Will you give the material below again, every line exactly as it is?

** start **

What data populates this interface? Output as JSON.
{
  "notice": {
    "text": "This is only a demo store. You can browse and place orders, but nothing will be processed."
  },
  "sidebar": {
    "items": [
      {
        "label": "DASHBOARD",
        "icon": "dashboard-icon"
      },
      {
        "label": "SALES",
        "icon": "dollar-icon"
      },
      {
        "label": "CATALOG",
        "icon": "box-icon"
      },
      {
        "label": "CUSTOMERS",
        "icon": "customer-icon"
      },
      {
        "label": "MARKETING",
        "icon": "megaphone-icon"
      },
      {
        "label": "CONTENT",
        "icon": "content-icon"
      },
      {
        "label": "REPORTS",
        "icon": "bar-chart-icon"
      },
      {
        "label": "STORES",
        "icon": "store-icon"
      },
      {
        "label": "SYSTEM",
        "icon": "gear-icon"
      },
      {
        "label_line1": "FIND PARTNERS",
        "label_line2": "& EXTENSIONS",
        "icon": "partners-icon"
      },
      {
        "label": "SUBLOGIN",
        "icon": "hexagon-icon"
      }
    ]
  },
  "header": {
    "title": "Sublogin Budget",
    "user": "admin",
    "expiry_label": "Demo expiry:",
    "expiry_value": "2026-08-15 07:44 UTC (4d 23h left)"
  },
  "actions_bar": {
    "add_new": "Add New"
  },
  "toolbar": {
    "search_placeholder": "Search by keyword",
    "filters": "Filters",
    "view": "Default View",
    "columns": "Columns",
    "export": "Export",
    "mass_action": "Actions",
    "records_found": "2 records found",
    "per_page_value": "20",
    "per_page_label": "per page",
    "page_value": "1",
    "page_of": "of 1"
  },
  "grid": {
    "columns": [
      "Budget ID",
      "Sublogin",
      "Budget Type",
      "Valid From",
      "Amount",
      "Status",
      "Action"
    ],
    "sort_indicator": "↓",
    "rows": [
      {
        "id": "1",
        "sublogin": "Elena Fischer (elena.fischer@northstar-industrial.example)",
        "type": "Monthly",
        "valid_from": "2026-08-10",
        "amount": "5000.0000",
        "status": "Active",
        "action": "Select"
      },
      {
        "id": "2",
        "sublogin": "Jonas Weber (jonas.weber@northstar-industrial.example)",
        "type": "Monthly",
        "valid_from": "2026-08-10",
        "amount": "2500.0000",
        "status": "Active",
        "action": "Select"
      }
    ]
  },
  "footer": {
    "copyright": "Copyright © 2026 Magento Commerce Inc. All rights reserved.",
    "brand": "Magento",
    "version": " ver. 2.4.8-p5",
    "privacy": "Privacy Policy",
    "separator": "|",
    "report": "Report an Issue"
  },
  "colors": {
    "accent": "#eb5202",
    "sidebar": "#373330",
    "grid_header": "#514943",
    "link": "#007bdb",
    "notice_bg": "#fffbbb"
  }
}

** end **

#### Correct output:
What data populates this interface? Output as JSON.
{
  "notice": {
    "text": "This is only a demo store. You can browse and place orders, but nothing will be processed."
  },
  "sidebar": {
    "items": [
      {
        "label": "DASHBOARD",
        "icon": "dashboard-icon"
      },
      {
        "label": "SALES",
        "icon": "dollar-icon"
      },
      {
        "label": "CATALOG",
        "icon": "box-icon"
      },
      {
        "label": "CUSTOMERS",
        "icon": "customer-icon"
      },
      {
        "label": "MARKETING",
        "icon": "megaphone-icon"
      },
      {
        "label": "CONTENT",
        "icon": "content-icon"
      },
      {
        "label": "REPORTS",
        "icon": "bar-chart-icon"
      },
      {
        "label": "STORES",
        "icon": "store-icon"
      },
      {
        "label": "SYSTEM",
        "icon": "gear-icon"
      },
      {
        "label_line1": "FIND PARTNERS",
        "label_line2": "& EXTENSIONS",
        "icon": "partners-icon"
      },
      {
        "label": "SUBLOGIN",
        "icon": "hexagon-icon"
      }
    ]
  },
  "header": {
    "title": "Sublogin Budget",
    "user": "admin",
    "expiry_label": "Demo expiry:",
    "expiry_value": "2026-08-15 07:44 UTC (4d 23h left)"
  },
  "actions_bar": {
    "add_new": "Add New"
  },
  "toolbar": {
    "search_placeholder": "Search by keyword",
    "filters": "Filters",
    "view": "Default View",
    "columns": "Columns",
    "export": "Export",
    "mass_action": "Actions",
    "records_found": "2 records found",
    "per_page_value": "20",
    "per_page_label": "per page",
    "page_value": "1",
    "page_of": "of 1"
  },
  "grid": {
    "columns": [
      "Budget ID",
      "Sublogin",
      "Budget Type",
      "Valid From",
      "Amount",
      "Status",
      "Action"
    ],
    "sort_indicator": "↓",
    "rows": [
      {
        "id": "1",
        "sublogin": "Elena Fischer (elena.fischer@northstar-industrial.example)",
        "type": "Monthly",
        "valid_from": "2026-08-10",
        "amount": "5000.0000",
        "status": "Active",
        "action": "Select"
      },
      {
        "id": "2",
        "sublogin": "Jonas Weber (jonas.weber@northstar-industrial.example)",
        "type": "Monthly",
        "valid_from": "2026-08-10",
        "amount": "2500.0000",
        "status": "Active",
        "action": "Select"
      }
    ]
  },
  "footer": {
    "copyright": "Copyright © 2026 Magento Commerce Inc. All rights reserved.",
    "brand": "Magento",
    "version": " ver. 2.4.8-p5",
    "privacy": "Privacy Policy",
    "separator": "|",
    "report": "Report an Issue"
  },
  "colors": {
    "accent": "#eb5202",
    "sidebar": "#373330",
    "grid_header": "#514943",
    "link": "#007bdb",
    "notice_bg": "#fffbbb"
  }
}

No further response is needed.